* Task objective: Every line below is to be quoted exactly, with nothing added or dropped.

* Extracted entries:
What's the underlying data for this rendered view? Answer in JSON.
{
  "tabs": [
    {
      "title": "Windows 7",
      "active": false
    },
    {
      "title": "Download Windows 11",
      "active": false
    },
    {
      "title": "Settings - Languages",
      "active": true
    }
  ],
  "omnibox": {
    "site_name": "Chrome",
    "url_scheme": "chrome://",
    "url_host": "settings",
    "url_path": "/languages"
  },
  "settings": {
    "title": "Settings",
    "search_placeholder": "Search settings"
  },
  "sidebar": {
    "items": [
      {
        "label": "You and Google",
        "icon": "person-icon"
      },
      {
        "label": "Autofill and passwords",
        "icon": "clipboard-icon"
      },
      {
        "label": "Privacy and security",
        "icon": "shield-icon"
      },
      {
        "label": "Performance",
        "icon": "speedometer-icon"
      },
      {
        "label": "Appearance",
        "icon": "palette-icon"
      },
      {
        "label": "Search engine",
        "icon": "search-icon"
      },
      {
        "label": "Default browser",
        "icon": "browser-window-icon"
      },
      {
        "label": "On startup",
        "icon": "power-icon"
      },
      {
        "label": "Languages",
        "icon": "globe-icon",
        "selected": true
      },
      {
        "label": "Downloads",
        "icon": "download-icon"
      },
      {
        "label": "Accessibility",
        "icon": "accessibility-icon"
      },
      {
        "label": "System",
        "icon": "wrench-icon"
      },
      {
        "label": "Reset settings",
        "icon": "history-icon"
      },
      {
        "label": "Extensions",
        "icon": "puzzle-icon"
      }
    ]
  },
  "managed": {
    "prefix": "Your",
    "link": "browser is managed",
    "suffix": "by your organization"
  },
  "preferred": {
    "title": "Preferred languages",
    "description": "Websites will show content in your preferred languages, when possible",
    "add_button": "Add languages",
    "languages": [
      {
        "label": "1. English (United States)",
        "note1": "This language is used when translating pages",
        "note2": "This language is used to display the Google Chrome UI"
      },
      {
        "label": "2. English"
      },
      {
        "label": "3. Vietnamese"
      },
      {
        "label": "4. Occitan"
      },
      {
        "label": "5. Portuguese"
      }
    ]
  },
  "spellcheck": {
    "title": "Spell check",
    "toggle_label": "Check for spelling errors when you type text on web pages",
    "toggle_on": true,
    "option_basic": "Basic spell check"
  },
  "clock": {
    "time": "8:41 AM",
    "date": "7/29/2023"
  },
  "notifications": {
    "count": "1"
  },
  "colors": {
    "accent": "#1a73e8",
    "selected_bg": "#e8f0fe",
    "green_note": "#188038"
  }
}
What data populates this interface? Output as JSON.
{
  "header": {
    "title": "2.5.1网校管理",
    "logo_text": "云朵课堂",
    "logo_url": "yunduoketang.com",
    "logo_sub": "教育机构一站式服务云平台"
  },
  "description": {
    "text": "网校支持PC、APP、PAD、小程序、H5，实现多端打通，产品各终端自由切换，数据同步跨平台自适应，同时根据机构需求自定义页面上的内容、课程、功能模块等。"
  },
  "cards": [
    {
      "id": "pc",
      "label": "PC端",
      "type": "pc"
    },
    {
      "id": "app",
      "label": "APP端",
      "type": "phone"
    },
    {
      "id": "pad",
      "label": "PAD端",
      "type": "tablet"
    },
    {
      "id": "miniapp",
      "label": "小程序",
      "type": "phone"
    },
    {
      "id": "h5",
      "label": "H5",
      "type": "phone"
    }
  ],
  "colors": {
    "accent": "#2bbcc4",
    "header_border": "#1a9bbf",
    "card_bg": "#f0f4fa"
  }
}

* Reply to the task:
What's the underlying data for this rendered view? Answer in JSON.
{
  "tabs": [
    {
      "title": "Windows 7",
      "active": false
    },
    {
      "title": "Download Windows 11",
      "active": false
    },
    {
      "title": "Settings - Languages",
      "active": true
    }
  ],
  "omnibox": {
    "site_name": "Chrome",
    "url_scheme": "chrome://",
    "url_host": "settings",
    "url_path": "/languages"
  },
  "settings": {
    "title": "Settings",
    "search_placeholder": "Search settings"
  },
  "sidebar": {
    "items": [
      {
        "label": "You and Google",
        "icon": "person-icon"
      },
      {
        "label": "Autofill and passwords",
        "icon": "clipboard-icon"
      },
      {
        "label": "Privacy and security",
        "icon": "shield-icon"
      },
      {
        "label": "Performance",
        "icon": "speedometer-icon"
      },
      {
        "label": "Appearance",
        "icon": "palette-icon"
      },
      {
        "label": "Search engine",
        "icon": "search-icon"
      },
      {
        "label": "Default browser",
        "icon": "browser-window-icon"
      },
      {
        "label": "On startup",
        "icon": "power-icon"
      },
      {
        "label": "Languages",
        "icon": "globe-icon",
        "selected": true
      },
      {
        "label": "Downloads",
        "icon": "download-icon"
      },
      {
        "label": "Accessibility",
        "icon": "accessibility-icon"
      },
      {
        "label": "System",
        "icon": "wrench-icon"
      },
      {
        "label": "Reset settings",
        "icon": "history-icon"
      },
      {
        "label": "Extensions",
        "icon": "puzzle-icon"
      }
    ]
  },
  "managed": {
    "prefix": "Your",
    "link": "browser is managed",
    "suffix": "by your organization"
  },
  "preferred": {
    "title": "Preferred languages",
    "description": "Websites will show content in your preferred languages, when possible",
    "add_button": "Add languages",
    "languages": [
      {
        "label": "1. English (United States)",
        "note1": "This language is used when translating pages",
        "note2": "This language is used to display the Google Chrome UI"
      },
      {
        "label": "2. English"
      },
      {
        "label": "3. Vietnamese"
      },
      {
        "label": "4. Occitan"
      },
      {
        "label": "5. Portuguese"
      }
    ]
  },
  "spellcheck": {
    "title": "Spell check",
    "toggle_label": "Check for spelling errors when you type text on web pages",
    "toggle_on": true,
    "option_basic": "Basic spell check"
  },
  "clock": {
    "time": "8:41 AM",
    "date": "7/29/2023"
  },
  "notifications": {
    "count": "1"
  },
  "colors": {
    "accent": "#1a73e8",
    "selected_bg": "#e8f0fe",
    "green_note": "#188038"
  }
}
What data populates this interface? Output as JSON.
{
  "header": {
    "title": "2.5.1网校管理",
    "logo_text": "云朵课堂",
    "logo_url": "yunduoketang.com",
    "logo_sub": "教育机构一站式服务云平台"
  },
  "description": {
    "text": "网校支持PC、APP、PAD、小程序、H5，实现多端打通，产品各终端自由切换，数据同步跨平台自适应，同时根据机构需求自定义页面上的内容、课程、功能模块等。"
  },
  "cards": [
    {
      "id": "pc",
      "label": "PC端",
      "type": "pc"
    },
    {
      "id": "app",
      "label": "APP端",
      "type": "phone"
    },
    {
      "id": "pad",
      "label": "PAD端",
      "type": "tablet"
    },
    {
      "id": "miniapp",
      "label": "小程序",
      "type": "phone"
    },
    {
      "id": "h5",
      "label": "H5",
      "type": "phone"
    }
  ],
  "colors": {
    "accent": "#2bbcc4",
    "header_border": "#1a9bbf",
    "card_bg": "#f0f4fa"
  }
}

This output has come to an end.